> _Problem details_: Leave every picture out and write out the records below exactly.

____________

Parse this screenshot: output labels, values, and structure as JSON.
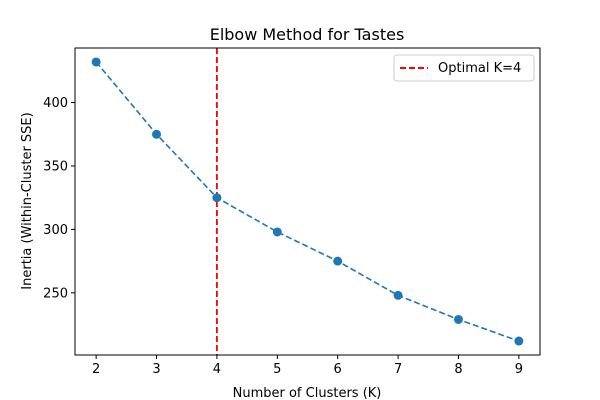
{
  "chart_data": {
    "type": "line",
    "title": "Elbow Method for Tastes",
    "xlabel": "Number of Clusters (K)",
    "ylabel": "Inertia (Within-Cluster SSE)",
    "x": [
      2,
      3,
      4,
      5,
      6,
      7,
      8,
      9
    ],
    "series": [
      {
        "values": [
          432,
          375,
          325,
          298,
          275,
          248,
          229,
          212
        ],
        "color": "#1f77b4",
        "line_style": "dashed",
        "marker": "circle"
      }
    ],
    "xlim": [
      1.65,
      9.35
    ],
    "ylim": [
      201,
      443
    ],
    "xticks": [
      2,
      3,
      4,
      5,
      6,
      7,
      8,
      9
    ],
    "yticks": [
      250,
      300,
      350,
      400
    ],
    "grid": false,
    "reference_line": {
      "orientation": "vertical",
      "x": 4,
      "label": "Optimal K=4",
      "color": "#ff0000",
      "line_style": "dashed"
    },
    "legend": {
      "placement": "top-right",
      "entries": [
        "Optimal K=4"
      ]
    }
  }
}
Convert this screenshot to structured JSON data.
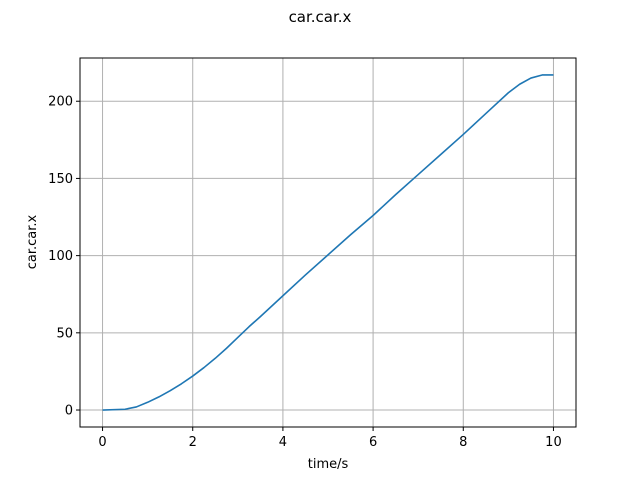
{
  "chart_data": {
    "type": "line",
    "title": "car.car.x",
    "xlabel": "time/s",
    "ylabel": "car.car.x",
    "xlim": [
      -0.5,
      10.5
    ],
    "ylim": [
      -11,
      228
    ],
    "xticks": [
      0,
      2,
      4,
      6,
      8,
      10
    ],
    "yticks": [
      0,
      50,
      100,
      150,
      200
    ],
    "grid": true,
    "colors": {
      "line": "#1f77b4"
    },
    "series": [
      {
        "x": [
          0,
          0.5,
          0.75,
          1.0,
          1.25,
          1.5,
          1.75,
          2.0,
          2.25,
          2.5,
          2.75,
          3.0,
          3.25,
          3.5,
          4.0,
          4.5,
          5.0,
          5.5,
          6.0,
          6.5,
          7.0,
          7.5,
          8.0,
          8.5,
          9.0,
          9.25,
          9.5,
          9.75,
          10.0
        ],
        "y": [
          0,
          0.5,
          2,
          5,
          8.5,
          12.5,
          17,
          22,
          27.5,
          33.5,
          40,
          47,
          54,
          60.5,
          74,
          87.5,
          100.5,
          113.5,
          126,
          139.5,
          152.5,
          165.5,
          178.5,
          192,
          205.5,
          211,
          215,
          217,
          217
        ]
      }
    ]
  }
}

____________

> _Answer to the task_:
Parse this screenshot: output labels, values, and structure as JSON.
{
  "chart_data": {
    "type": "line",
    "title": "Elbow Method for Tastes",
    "xlabel": "Number of Clusters (K)",
    "ylabel": "Inertia (Within-Cluster SSE)",
    "x": [
      2,
      3,
      4,
      5,
      6,
      7,
      8,
      9
    ],
    "series": [
      {
        "values": [
          432,
          375,
          325,
          298,
          275,
          248,
          229,
          212
        ],
        "color": "#1f77b4",
        "line_style": "dashed",
        "marker": "circle"
      }
    ],
    "xlim": [
      1.65,
      9.35
    ],
    "ylim": [
      201,
      443
    ],
    "xticks": [
      2,
      3,
      4,
      5,
      6,
      7,
      8,
      9
    ],
    "yticks": [
      250,
      300,
      350,
      400
    ],
    "grid": false,
    "reference_line": {
      "orientation": "vertical",
      "x": 4,
      "label": "Optimal K=4",
      "color": "#ff0000",
      "line_style": "dashed"
    },
    "legend": {
      "placement": "top-right",
      "entries": [
        "Optimal K=4"
      ]
    }
  }
}
Convert this screenshot to structured JSON data.
{
  "chart_data": {
    "type": "line",
    "title": "car.car.x",
    "xlabel": "time/s",
    "ylabel": "car.car.x",
    "xlim": [
      -0.5,
      10.5
    ],
    "ylim": [
      -11,
      228
    ],
    "xticks": [
      0,
      2,
      4,
      6,
      8,
      10
    ],
    "yticks": [
      0,
      50,
      100,
      150,
      200
    ],
    "grid": true,
    "colors": {
      "line": "#1f77b4"
    },
    "series": [
      {
        "x": [
          0,
          0.5,
          0.75,
          1.0,
          1.25,
          1.5,
          1.75,
          2.0,
          2.25,
          2.5,
          2.75,
          3.0,
          3.25,
          3.5,
          4.0,
          4.5,
          5.0,
          5.5,
          6.0,
          6.5,
          7.0,
          7.5,
          8.0,
          8.5,
          9.0,
          9.25,
          9.5,
          9.75,
          10.0
        ],
        "y": [
          0,
          0.5,
          2,
          5,
          8.5,
          12.5,
          17,
          22,
          27.5,
          33.5,
          40,
          47,
          54,
          60.5,
          74,
          87.5,
          100.5,
          113.5,
          126,
          139.5,
          152.5,
          165.5,
          178.5,
          192,
          205.5,
          211,
          215,
          217,
          217
        ]
      }
    ]
  }
}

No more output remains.